Skip the pictures. Copy all the rest of the records down exactly.

INPUT DATA ->
************

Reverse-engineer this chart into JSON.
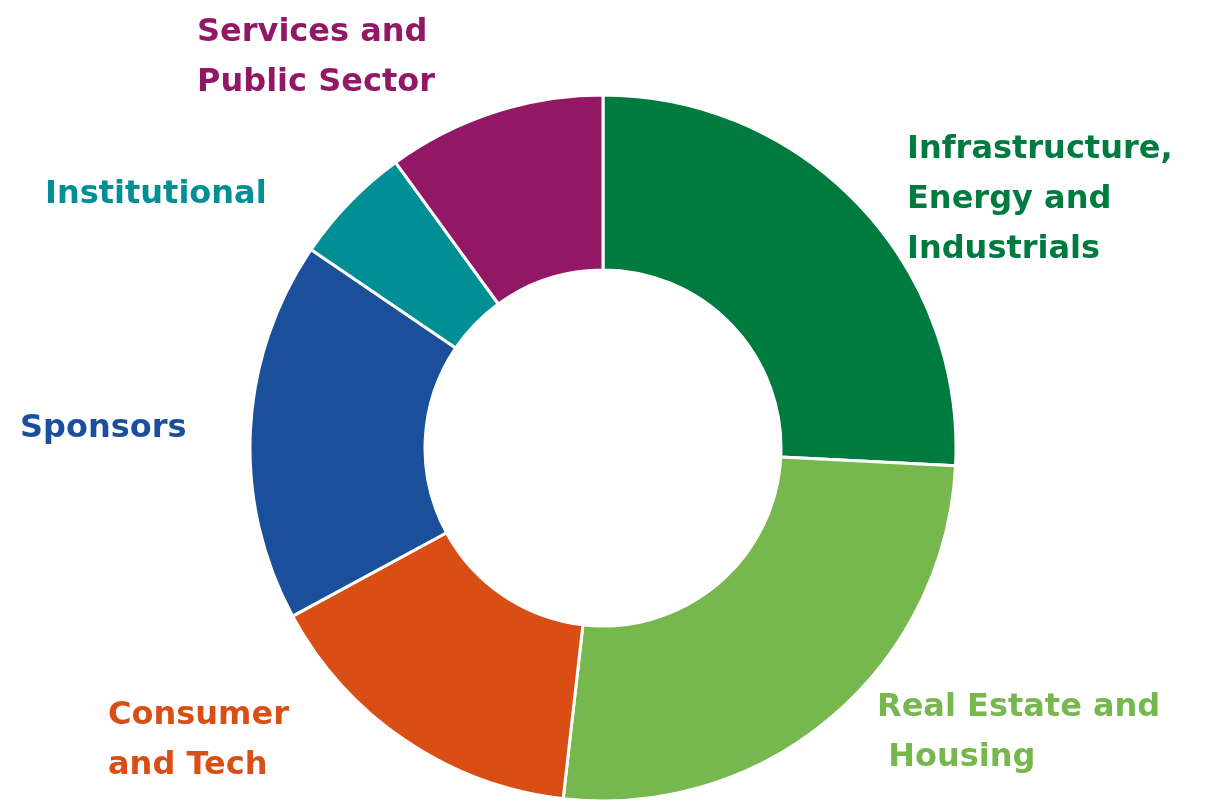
{
  "chart_data": {
    "type": "donut",
    "categories": [
      "Infrastructure, Energy and Industrials",
      "Real Estate and Housing",
      "Consumer and Tech",
      "Sponsors",
      "Institutional",
      "Services and Public Sector"
    ],
    "values": [
      25.8,
      26,
      15.3,
      17.4,
      5.5,
      10
    ],
    "colors": [
      "#007b40",
      "#77b84e",
      "#d94e14",
      "#1a4f9c",
      "#008f94",
      "#921866"
    ],
    "legend": false
  }
}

************

ANSWER ->
Reverse-engineer this chart into JSON.
{
  "chart_data": {
    "type": "donut",
    "categories": [
      "Infrastructure, Energy and Industrials",
      "Real Estate and Housing",
      "Consumer and Tech",
      "Sponsors",
      "Institutional",
      "Services and Public Sector"
    ],
    "values": [
      25.8,
      26,
      15.3,
      17.4,
      5.5,
      10
    ],
    "colors": [
      "#007b40",
      "#77b84e",
      "#d94e14",
      "#1a4f9c",
      "#008f94",
      "#921866"
    ],
    "legend": false
  }
}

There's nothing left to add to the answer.